### GIVEN PROBLEM
Write out the whole listing again, exactly.

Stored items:
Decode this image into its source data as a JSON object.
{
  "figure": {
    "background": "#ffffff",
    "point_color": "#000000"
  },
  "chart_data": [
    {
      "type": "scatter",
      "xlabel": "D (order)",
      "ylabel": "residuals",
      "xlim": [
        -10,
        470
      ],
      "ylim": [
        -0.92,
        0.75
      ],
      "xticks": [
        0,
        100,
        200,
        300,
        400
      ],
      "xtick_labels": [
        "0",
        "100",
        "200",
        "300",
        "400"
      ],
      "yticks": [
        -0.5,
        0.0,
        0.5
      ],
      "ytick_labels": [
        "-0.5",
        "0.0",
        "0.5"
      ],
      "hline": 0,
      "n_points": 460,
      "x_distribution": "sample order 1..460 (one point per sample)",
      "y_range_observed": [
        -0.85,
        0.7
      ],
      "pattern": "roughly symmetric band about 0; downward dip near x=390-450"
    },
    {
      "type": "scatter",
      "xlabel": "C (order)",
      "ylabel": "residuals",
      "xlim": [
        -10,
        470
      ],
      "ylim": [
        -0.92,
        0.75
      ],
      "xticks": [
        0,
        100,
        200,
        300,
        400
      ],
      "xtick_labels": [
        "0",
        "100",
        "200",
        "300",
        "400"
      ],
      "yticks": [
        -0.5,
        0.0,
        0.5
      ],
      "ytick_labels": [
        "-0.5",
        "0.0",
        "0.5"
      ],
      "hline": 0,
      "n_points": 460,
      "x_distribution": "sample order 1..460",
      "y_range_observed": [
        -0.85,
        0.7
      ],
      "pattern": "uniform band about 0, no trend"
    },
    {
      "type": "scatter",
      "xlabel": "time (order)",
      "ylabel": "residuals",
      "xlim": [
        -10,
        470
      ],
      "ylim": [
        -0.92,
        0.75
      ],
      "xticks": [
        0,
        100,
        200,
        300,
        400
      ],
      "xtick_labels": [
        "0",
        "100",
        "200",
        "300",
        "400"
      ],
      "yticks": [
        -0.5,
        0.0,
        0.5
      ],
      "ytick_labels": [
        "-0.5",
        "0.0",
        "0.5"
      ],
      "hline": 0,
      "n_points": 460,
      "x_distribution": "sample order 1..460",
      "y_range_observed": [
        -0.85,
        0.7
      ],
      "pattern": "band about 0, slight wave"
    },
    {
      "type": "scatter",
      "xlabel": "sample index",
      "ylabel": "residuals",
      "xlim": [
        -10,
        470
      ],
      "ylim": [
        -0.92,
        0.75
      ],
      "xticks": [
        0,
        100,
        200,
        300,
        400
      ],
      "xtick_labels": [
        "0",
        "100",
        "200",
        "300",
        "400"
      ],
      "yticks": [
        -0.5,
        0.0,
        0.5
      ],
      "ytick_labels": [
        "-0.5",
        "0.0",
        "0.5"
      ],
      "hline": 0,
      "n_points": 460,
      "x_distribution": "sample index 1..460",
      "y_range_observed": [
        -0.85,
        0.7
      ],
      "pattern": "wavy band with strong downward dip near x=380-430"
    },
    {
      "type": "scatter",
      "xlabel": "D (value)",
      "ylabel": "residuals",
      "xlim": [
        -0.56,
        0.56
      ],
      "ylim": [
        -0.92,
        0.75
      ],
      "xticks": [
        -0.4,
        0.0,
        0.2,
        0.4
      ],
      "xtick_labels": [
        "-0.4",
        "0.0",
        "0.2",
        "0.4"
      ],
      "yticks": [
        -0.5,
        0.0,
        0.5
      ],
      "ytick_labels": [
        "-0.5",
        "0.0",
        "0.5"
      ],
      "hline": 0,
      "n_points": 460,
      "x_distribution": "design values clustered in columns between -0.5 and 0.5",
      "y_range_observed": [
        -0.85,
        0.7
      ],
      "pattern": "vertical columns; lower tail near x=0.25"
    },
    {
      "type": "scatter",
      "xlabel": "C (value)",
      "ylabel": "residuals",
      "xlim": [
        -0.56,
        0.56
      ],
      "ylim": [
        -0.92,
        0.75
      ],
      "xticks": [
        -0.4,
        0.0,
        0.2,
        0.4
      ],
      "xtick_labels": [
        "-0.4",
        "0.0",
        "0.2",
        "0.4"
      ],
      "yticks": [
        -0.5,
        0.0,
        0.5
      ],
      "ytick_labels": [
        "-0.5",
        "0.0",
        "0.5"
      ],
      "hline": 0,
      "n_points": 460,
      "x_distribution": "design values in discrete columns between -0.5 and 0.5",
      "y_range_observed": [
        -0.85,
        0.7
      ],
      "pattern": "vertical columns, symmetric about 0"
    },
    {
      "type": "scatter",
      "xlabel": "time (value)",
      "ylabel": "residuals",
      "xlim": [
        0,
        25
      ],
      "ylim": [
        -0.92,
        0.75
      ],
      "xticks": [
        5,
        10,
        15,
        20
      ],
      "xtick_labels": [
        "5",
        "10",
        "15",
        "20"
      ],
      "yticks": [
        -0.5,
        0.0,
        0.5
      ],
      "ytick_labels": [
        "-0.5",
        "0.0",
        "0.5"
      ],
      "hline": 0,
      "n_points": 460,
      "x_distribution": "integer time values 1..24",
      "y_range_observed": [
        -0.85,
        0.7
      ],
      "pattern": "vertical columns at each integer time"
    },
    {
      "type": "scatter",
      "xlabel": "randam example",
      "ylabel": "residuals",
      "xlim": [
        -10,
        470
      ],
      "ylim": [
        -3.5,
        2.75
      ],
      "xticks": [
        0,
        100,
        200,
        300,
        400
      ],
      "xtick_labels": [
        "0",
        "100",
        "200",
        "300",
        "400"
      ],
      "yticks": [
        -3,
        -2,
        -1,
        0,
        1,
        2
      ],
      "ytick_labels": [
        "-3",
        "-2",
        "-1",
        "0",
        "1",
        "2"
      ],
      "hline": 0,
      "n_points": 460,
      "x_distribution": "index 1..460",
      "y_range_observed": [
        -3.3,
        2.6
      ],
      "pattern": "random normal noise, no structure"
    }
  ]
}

### RESPONSE
Decode this image into its source data as a JSON object.
{
  "figure": {
    "background": "#ffffff",
    "point_color": "#000000"
  },
  "chart_data": [
    {
      "type": "scatter",
      "xlabel": "D (order)",
      "ylabel": "residuals",
      "xlim": [
        -10,
        470
      ],
      "ylim": [
        -0.92,
        0.75
      ],
      "xticks": [
        0,
        100,
        200,
        300,
        400
      ],
      "xtick_labels": [
        "0",
        "100",
        "200",
        "300",
        "400"
      ],
      "yticks": [
        -0.5,
        0.0,
        0.5
      ],
      "ytick_labels": [
        "-0.5",
        "0.0",
        "0.5"
      ],
      "hline": 0,
      "n_points": 460,
      "x_distribution": "sample order 1..460 (one point per sample)",
      "y_range_observed": [
        -0.85,
        0.7
      ],
      "pattern": "roughly symmetric band about 0; downward dip near x=390-450"
    },
    {
      "type": "scatter",
      "xlabel": "C (order)",
      "ylabel": "residuals",
      "xlim": [
        -10,
        470
      ],
      "ylim": [
        -0.92,
        0.75
      ],
      "xticks": [
        0,
        100,
        200,
        300,
        400
      ],
      "xtick_labels": [
        "0",
        "100",
        "200",
        "300",
        "400"
      ],
      "yticks": [
        -0.5,
        0.0,
        0.5
      ],
      "ytick_labels": [
        "-0.5",
        "0.0",
        "0.5"
      ],
      "hline": 0,
      "n_points": 460,
      "x_distribution": "sample order 1..460",
      "y_range_observed": [
        -0.85,
        0.7
      ],
      "pattern": "uniform band about 0, no trend"
    },
    {
      "type": "scatter",
      "xlabel": "time (order)",
      "ylabel": "residuals",
      "xlim": [
        -10,
        470
      ],
      "ylim": [
        -0.92,
        0.75
      ],
      "xticks": [
        0,
        100,
        200,
        300,
        400
      ],
      "xtick_labels": [
        "0",
        "100",
        "200",
        "300",
        "400"
      ],
      "yticks": [
        -0.5,
        0.0,
        0.5
      ],
      "ytick_labels": [
        "-0.5",
        "0.0",
        "0.5"
      ],
      "hline": 0,
      "n_points": 460,
      "x_distribution": "sample order 1..460",
      "y_range_observed": [
        -0.85,
        0.7
      ],
      "pattern": "band about 0, slight wave"
    },
    {
      "type": "scatter",
      "xlabel": "sample index",
      "ylabel": "residuals",
      "xlim": [
        -10,
        470
      ],
      "ylim": [
        -0.92,
        0.75
      ],
      "xticks": [
        0,
        100,
        200,
        300,
        400
      ],
      "xtick_labels": [
        "0",
        "100",
        "200",
        "300",
        "400"
      ],
      "yticks": [
        -0.5,
        0.0,
        0.5
      ],
      "ytick_labels": [
        "-0.5",
        "0.0",
        "0.5"
      ],
      "hline": 0,
      "n_points": 460,
      "x_distribution": "sample index 1..460",
      "y_range_observed": [
        -0.85,
        0.7
      ],
      "pattern": "wavy band with strong downward dip near x=380-430"
    },
    {
      "type": "scatter",
      "xlabel": "D (value)",
      "ylabel": "residuals",
      "xlim": [
        -0.56,
        0.56
      ],
      "ylim": [
        -0.92,
        0.75
      ],
      "xticks": [
        -0.4,
        0.0,
        0.2,
        0.4
      ],
      "xtick_labels": [
        "-0.4",
        "0.0",
        "0.2",
        "0.4"
      ],
      "yticks": [
        -0.5,
        0.0,
        0.5
      ],
      "ytick_labels": [
        "-0.5",
        "0.0",
        "0.5"
      ],
      "hline": 0,
      "n_points": 460,
      "x_distribution": "design values clustered in columns between -0.5 and 0.5",
      "y_range_observed": [
        -0.85,
        0.7
      ],
      "pattern": "vertical columns; lower tail near x=0.25"
    },
    {
      "type": "scatter",
      "xlabel": "C (value)",
      "ylabel": "residuals",
      "xlim": [
        -0.56,
        0.56
      ],
      "ylim": [
        -0.92,
        0.75
      ],
      "xticks": [
        -0.4,
        0.0,
        0.2,
        0.4
      ],
      "xtick_labels": [
        "-0.4",
        "0.0",
        "0.2",
        "0.4"
      ],
      "yticks": [
        -0.5,
        0.0,
        0.5
      ],
      "ytick_labels": [
        "-0.5",
        "0.0",
        "0.5"
      ],
      "hline": 0,
      "n_points": 460,
      "x_distribution": "design values in discrete columns between -0.5 and 0.5",
      "y_range_observed": [
        -0.85,
        0.7
      ],
      "pattern": "vertical columns, symmetric about 0"
    },
    {
      "type": "scatter",
      "xlabel": "time (value)",
      "ylabel": "residuals",
      "xlim": [
        0,
        25
      ],
      "ylim": [
        -0.92,
        0.75
      ],
      "xticks": [
        5,
        10,
        15,
        20
      ],
      "xtick_labels": [
        "5",
        "10",
        "15",
        "20"
      ],
      "yticks": [
        -0.5,
        0.0,
        0.5
      ],
      "ytick_labels": [
        "-0.5",
        "0.0",
        "0.5"
      ],
      "hline": 0,
      "n_points": 460,
      "x_distribution": "integer time values 1..24",
      "y_range_observed": [
        -0.85,
        0.7
      ],
      "pattern": "vertical columns at each integer time"
    },
    {
      "type": "scatter",
      "xlabel": "randam example",
      "ylabel": "residuals",
      "xlim": [
        -10,
        470
      ],
      "ylim": [
        -3.5,
        2.75
      ],
      "xticks": [
        0,
        100,
        200,
        300,
        400
      ],
      "xtick_labels": [
        "0",
        "100",
        "200",
        "300",
        "400"
      ],
      "yticks": [
        -3,
        -2,
        -1,
        0,
        1,
        2
      ],
      "ytick_labels": [
        "-3",
        "-2",
        "-1",
        "0",
        "1",
        "2"
      ],
      "hline": 0,
      "n_points": 460,
      "x_distribution": "index 1..460",
      "y_range_observed": [
        -3.3,
        2.6
      ],
      "pattern": "random normal noise, no structure"
    }
  ]
}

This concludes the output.